A few years ago, I was part of the judging team at a model car contest in a distant city (name on both withheld to "protect the innocent"...) . I was one of the judges who was tasked with finding candidates for the 'Best Engine' award. I thought that the engine in a puller truck built by a friend/fellow club member was good enough. Tunnel-rammed Boss 429, race headers, dual carbs, nicely detailed...the whole nine yards. His being a friend played no part of it. The engine in that model was great, no matter who built it.
I suggested that engine for consideration, but the other Best Engine judge went off on that engine (or me, for suggesting it, now that I thought about it again...). He claimed the SPARK WIRE LAYOUT was incorrect for that engine, given that he is a FORD CERTIFIED SERVICE TECHNICIAN!!! The wiring layout was, according to him, wrong for a Boss 429 Ford. Because of that, he believed that that engine was 'not acceptable' for the award.

# # # # # # #

■ **Problems**:
- A) In the story about judging a model car contest, what did the other Best Engine judge claim was incorrect about the engine?
- B) From the model car contest story, pull out the passage that begins at the words "I suggested that" and stops after "for the award.".
- C) Continue the story about judging the Best Engine award at the model car contest, picking up after its last sentence.

■ **Data lines**:
# # # # # # #

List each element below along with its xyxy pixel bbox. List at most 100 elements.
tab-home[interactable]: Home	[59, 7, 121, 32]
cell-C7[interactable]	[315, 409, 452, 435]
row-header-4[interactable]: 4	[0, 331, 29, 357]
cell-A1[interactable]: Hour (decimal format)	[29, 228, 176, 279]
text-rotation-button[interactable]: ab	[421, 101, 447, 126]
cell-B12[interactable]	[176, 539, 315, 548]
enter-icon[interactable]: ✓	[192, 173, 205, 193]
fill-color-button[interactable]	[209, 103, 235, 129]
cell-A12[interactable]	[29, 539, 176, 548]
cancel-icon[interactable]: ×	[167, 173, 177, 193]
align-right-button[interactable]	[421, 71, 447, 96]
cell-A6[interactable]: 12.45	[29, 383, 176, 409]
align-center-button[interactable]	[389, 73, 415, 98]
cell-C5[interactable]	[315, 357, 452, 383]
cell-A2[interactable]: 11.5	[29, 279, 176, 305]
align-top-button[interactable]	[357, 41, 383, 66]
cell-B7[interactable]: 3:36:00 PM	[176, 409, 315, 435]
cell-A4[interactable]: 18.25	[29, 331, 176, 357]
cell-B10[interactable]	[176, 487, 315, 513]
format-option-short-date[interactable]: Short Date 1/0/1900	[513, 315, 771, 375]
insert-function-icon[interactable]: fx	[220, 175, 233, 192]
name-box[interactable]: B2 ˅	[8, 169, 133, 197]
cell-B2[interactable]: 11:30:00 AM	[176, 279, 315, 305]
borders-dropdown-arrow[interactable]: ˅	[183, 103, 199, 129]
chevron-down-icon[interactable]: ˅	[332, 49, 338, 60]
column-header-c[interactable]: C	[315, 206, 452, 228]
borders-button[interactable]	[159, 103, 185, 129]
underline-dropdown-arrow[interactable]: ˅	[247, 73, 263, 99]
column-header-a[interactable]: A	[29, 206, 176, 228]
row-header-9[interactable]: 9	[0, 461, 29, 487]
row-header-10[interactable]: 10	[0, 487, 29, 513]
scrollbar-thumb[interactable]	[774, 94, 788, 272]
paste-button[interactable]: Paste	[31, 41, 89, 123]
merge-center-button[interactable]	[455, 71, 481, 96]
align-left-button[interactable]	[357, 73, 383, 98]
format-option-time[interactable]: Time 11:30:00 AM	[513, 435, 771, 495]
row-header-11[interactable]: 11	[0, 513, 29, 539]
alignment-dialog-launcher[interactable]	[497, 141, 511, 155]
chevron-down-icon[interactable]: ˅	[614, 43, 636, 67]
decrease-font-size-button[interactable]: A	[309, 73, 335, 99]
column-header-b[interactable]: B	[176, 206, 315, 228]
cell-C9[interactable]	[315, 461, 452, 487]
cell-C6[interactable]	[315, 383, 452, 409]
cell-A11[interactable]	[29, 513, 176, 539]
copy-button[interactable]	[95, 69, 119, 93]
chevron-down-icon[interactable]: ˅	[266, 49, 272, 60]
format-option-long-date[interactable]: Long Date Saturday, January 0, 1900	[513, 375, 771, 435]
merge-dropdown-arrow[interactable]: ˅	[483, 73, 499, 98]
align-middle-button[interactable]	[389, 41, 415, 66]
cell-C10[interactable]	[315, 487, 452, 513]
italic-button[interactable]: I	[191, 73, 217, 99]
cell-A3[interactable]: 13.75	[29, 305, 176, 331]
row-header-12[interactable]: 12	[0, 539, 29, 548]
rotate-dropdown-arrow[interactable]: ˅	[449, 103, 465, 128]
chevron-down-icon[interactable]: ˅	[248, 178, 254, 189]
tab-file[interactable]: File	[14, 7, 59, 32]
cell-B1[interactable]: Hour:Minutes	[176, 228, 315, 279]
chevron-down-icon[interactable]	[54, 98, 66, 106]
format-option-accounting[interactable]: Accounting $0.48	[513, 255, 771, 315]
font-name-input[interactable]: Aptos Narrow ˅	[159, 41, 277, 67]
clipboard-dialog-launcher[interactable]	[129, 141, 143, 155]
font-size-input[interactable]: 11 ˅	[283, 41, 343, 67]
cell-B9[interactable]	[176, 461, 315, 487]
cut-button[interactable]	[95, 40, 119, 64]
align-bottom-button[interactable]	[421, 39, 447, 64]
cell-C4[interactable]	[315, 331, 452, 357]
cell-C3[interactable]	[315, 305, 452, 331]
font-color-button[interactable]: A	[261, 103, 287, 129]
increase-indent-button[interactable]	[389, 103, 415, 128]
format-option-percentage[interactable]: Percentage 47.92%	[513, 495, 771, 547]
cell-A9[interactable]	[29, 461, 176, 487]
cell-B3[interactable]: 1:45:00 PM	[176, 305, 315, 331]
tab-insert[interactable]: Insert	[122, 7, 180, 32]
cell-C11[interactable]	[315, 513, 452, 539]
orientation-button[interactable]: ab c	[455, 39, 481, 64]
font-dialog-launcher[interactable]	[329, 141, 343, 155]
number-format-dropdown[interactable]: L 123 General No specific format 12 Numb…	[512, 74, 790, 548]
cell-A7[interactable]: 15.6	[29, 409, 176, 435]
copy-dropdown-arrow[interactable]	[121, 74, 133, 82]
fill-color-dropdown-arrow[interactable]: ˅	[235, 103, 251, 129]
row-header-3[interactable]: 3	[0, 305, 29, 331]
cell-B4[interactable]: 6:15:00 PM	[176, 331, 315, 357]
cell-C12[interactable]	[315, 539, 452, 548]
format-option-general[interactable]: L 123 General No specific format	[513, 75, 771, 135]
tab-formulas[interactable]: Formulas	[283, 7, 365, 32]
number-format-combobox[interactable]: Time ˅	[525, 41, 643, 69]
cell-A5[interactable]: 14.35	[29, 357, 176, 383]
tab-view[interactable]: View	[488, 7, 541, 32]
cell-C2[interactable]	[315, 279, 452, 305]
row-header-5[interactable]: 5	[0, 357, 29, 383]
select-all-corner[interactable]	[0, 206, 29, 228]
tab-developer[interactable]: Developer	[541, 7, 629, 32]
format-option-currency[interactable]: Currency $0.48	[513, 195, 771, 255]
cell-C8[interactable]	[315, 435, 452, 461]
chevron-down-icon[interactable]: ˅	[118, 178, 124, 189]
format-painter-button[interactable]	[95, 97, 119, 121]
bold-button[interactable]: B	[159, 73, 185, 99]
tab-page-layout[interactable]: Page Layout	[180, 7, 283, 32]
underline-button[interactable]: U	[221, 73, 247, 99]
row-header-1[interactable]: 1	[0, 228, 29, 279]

# # # # # # #

■ **Responses**:
- A) The spark wire layout.

- B)
I suggested that engine for consideration, but the other Best Engine judge went off on that engine (or me, for suggesting it, now that I thought about it again...). He claimed the SPARK WIRE LAYOUT was incorrect for that engine, given that he is a FORD CERTIFIED SERVICE TECHNICIAN!!! The wiring layout was, according to him, wrong for a Boss 429 Ford. Because of that, he believed that that engine was 'not acceptable' for the award.

- C)
\I didn't have a snappy answer then for him, but one came to me later--how the heck does a current Ford Certified Service Tech know what the correct spark plug wiring layout looks like, unless the dealer has some customer who's bring his/her '69 Boss 429 Mustang in for service after all these years?
Then again, some people are savants with that level and type of information. There are people who can quote chapter and verse on every member of the New York Yankees' baseball stats since 1960, every production number of every option available on the 1988 Corvette, OR every song performed by the Grateful Dead in concert in Candlestick Park in San Francisco...ever.
But to disqualify a model at a contest because some detail was deemed incorrect? I attended an IPMS judging seminar a few years ago, and the instructor said correctness should NOT be a primary judging criteria. Who among us can say he or she is an expert on, say, paint colors for a particular military unit, in a particular theater, at a given point in time, he said. If two models are near equal, given all other judging criteria, then maybe, yes, correctness could be considered, but not before.
The interesting part of my 'discussion' with that other judge, was that I subconsciously raised my voice just loud enough (really? Some would argue that my voice was/is loud enough without amplification anyhoo...) for the BUILDER of that model to hear my defense of his model, and that was probably the point when he 'decided' that that judge should NEVER AGAIN be allowed to judge at any contest he was part of...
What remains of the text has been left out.